▸ **What the task requires**: Please reproduce the part of the budget article below starting at "Despite ruling out" and ending at "the new arrangements.".
:: Text passage
After months of speculation, Treasurer Jim Chalmers has pulled the trigger on sweeping property tax changes. Here’s what it means for you.

Treasurer Jim Chalmers has handed down his fifth consecutive budget this evening, unveiling sweeping changes to Australia’s property tax regime and ending months of speculation.

Managed

“This is the most important and ambitious budget in decades,” Chalmers said.

Despite ruling out changes to the capital gains tax discount and negative gearing on multiple occasions, the government will move to replace the 50 per cent capital gains tax (CGT) discount with an inflation-indexed discount and a minimum 30 per cent tax on gains from 1 July 2027.

Those investors purchasing new builds will have the choice of a 50 per cent CGT discount or the new arrangements.

Meanwhile, negative gearing will be limited to new builds from 1 July 2027, with the federal government confirming that existing arrangements will remain unchanged for all properties held before budget night.

For purchases after budget night, losses will be deductible against residential property income; unused losses can be carried forward but cannot be deducted against wages.

The measures have sparked concern among real estate industry leaders, who warn they could drive rents up by as much as 30 per cent due to reduced supply, fewer rental listings, and landlords passing on higher costs.
::::
:: Data rows
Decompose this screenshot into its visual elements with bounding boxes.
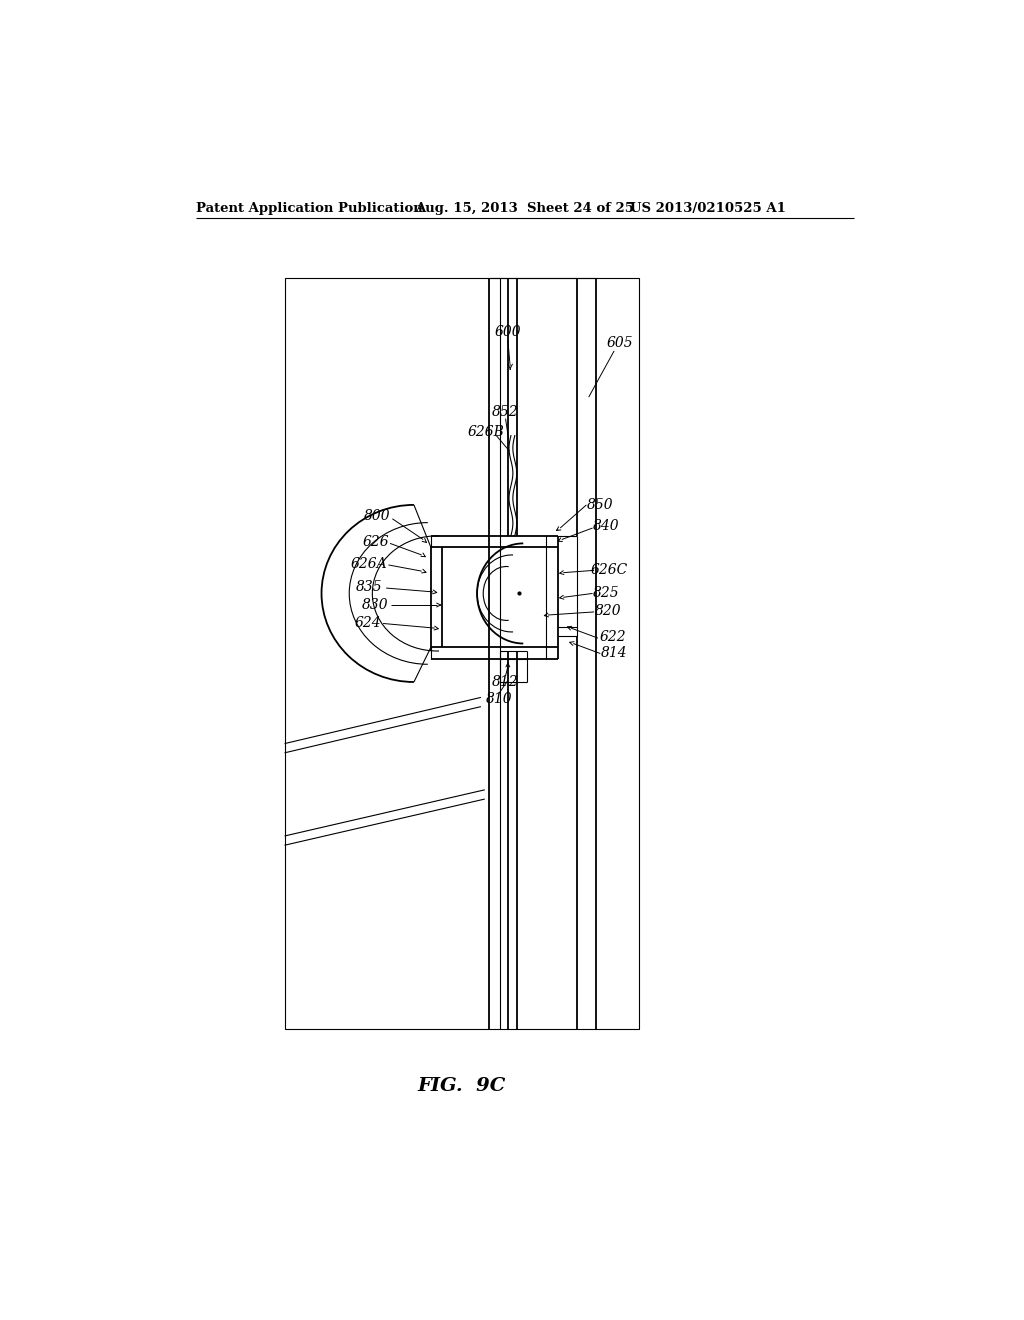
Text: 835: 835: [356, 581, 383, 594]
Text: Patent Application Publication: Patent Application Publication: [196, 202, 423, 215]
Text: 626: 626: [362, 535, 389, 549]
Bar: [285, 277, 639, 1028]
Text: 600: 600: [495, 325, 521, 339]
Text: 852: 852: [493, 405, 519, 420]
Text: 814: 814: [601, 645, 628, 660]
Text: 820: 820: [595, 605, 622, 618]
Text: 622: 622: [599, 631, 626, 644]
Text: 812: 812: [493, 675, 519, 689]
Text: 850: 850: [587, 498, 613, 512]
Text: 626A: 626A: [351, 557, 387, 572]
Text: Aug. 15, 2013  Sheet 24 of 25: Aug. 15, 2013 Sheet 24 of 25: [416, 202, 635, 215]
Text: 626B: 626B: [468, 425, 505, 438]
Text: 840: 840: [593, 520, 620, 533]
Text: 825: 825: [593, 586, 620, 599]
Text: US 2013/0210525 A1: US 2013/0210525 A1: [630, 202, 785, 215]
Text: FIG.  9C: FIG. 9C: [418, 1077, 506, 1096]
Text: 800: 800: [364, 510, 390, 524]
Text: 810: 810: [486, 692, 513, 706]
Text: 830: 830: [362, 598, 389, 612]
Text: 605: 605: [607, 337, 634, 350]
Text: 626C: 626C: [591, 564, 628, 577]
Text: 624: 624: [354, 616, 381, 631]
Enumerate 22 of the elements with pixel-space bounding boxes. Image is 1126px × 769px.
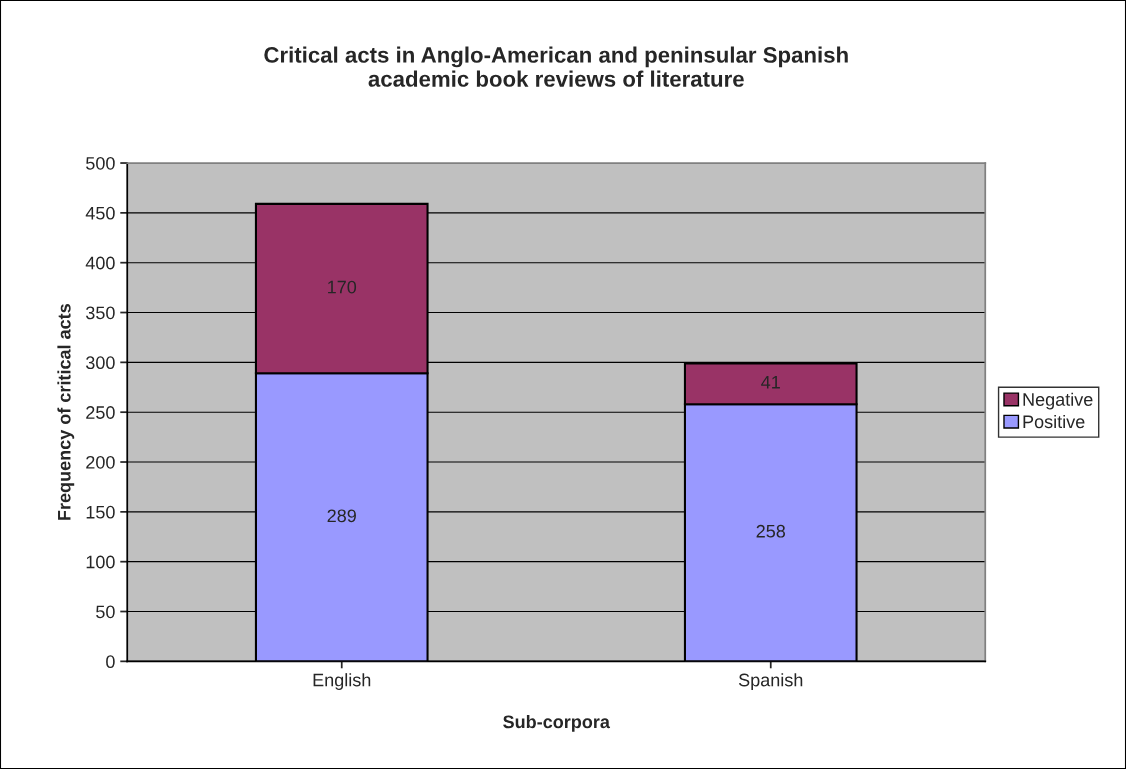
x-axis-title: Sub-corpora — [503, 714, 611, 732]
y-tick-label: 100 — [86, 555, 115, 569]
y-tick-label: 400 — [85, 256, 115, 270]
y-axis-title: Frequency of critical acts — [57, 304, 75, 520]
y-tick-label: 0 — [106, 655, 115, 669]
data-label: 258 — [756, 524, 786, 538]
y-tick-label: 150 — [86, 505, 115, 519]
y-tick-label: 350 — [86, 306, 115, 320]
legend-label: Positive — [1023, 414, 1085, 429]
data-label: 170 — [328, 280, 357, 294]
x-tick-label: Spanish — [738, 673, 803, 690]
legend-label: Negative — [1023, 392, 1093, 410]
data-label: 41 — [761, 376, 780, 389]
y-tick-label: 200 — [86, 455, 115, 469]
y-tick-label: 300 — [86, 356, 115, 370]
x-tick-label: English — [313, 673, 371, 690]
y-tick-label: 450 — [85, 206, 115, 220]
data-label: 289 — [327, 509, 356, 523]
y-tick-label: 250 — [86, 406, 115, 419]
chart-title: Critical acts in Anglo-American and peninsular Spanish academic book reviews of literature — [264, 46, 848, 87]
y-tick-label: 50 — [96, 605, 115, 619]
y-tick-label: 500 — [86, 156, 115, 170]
::::
▸ **Result below**:
Despite ruling out changes to the capital gains tax discount and negative gearing on multiple occasions, the government will move to replace the 50 per cent capital gains tax (CGT) discount with an inflation-indexed discount and a minimum 30 per cent tax on gains from 1 July 2027.

Those investors purchasing new builds will have the choice of a 50 per cent CGT discount or the new arrangements.